___ Supplied data ___

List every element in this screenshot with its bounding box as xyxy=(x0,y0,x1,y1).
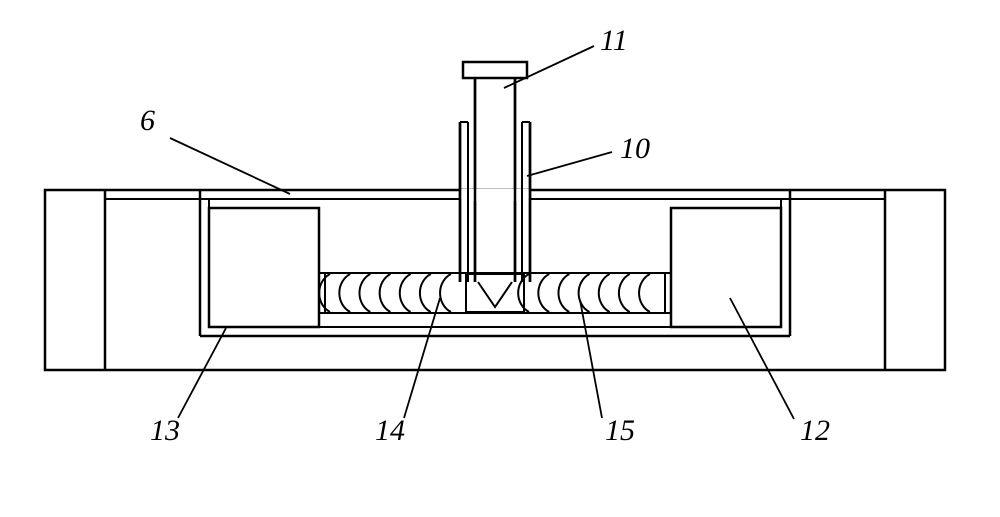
label-text-13: 13 xyxy=(150,414,180,447)
right-spring xyxy=(518,274,665,312)
mechanism-diagram: 6 11 10 13 14 12 15 xyxy=(0,0,1000,517)
label-text-14: 14 xyxy=(375,414,405,447)
annotations-layer: 6 11 10 13 14 12 15 xyxy=(140,24,830,447)
label-text-15: 15 xyxy=(605,414,635,447)
label-15: 15 xyxy=(580,300,635,447)
plunger-tip xyxy=(478,282,512,307)
label-text-12: 12 xyxy=(800,414,830,447)
label-11: 11 xyxy=(504,24,628,88)
outer-body xyxy=(45,190,945,370)
right-box xyxy=(671,208,781,327)
label-text-11: 11 xyxy=(600,24,628,57)
label-text-6: 6 xyxy=(140,104,155,137)
geometry-layer xyxy=(45,62,945,370)
label-10: 10 xyxy=(527,132,650,176)
label-13: 13 xyxy=(150,328,226,447)
plunger-assembly xyxy=(460,62,530,307)
plunger-cap xyxy=(463,62,527,78)
left-box xyxy=(209,208,319,327)
label-text-10: 10 xyxy=(620,132,650,165)
left-spring xyxy=(319,274,466,312)
label-6: 6 xyxy=(140,104,290,194)
label-14: 14 xyxy=(375,298,440,447)
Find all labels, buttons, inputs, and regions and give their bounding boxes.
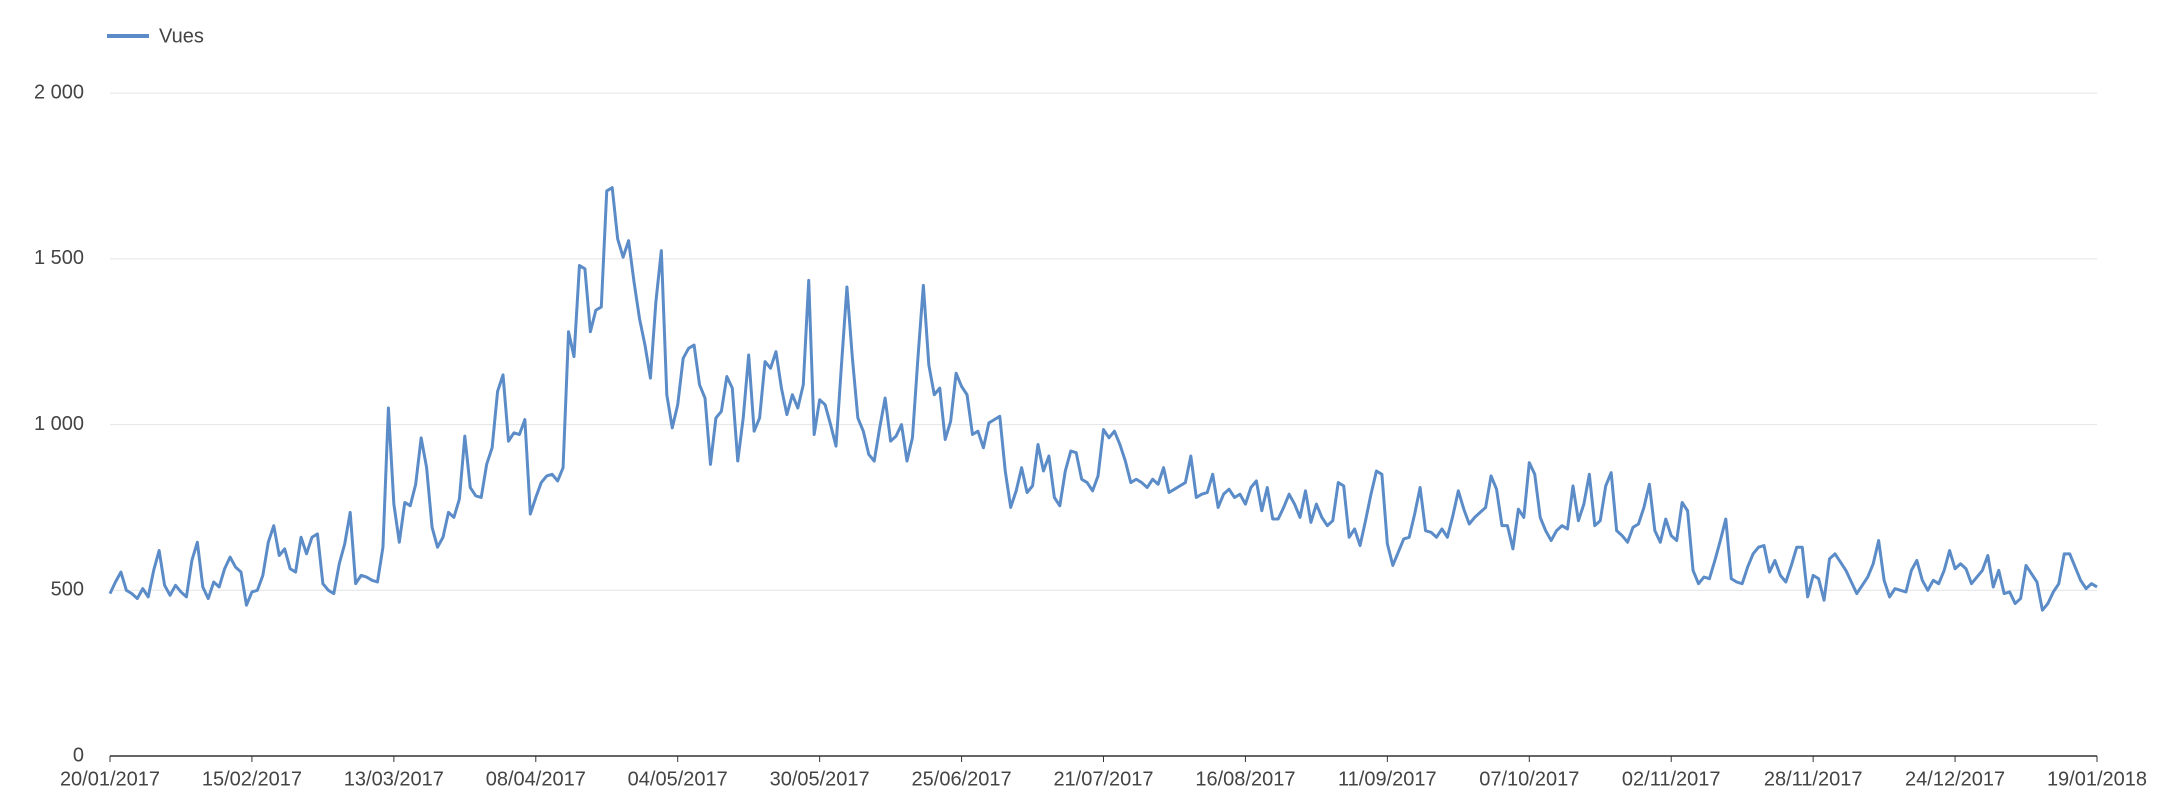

___

• _Directions for this task_
Rewrite all of the data above with "screenshot" changed to "image" and everything else left as it is. Leave the pictures out.

• _Solution to this exercise_
List every element in this image with its bounding box as xyxy=(x0,y0,x1,y1).
label-text-13: 13 xyxy=(150,414,180,447)
right-spring xyxy=(518,274,665,312)
mechanism-diagram: 6 11 10 13 14 12 15 xyxy=(0,0,1000,517)
label-text-14: 14 xyxy=(375,414,405,447)
annotations-layer: 6 11 10 13 14 12 15 xyxy=(140,24,830,447)
label-text-15: 15 xyxy=(605,414,635,447)
label-15: 15 xyxy=(580,300,635,447)
plunger-tip xyxy=(478,282,512,307)
label-text-12: 12 xyxy=(800,414,830,447)
label-11: 11 xyxy=(504,24,628,88)
outer-body xyxy=(45,190,945,370)
right-box xyxy=(671,208,781,327)
label-text-11: 11 xyxy=(600,24,628,57)
label-text-6: 6 xyxy=(140,104,155,137)
geometry-layer xyxy=(45,62,945,370)
label-10: 10 xyxy=(527,132,650,176)
label-13: 13 xyxy=(150,328,226,447)
plunger-assembly xyxy=(460,62,530,307)
plunger-cap xyxy=(463,62,527,78)
left-box xyxy=(209,208,319,327)
label-text-10: 10 xyxy=(620,132,650,165)
left-spring xyxy=(319,274,466,312)
label-6: 6 xyxy=(140,104,290,194)
label-14: 14 xyxy=(375,298,440,447)
Find all labels, buttons, inputs, and regions and give their bounding boxes.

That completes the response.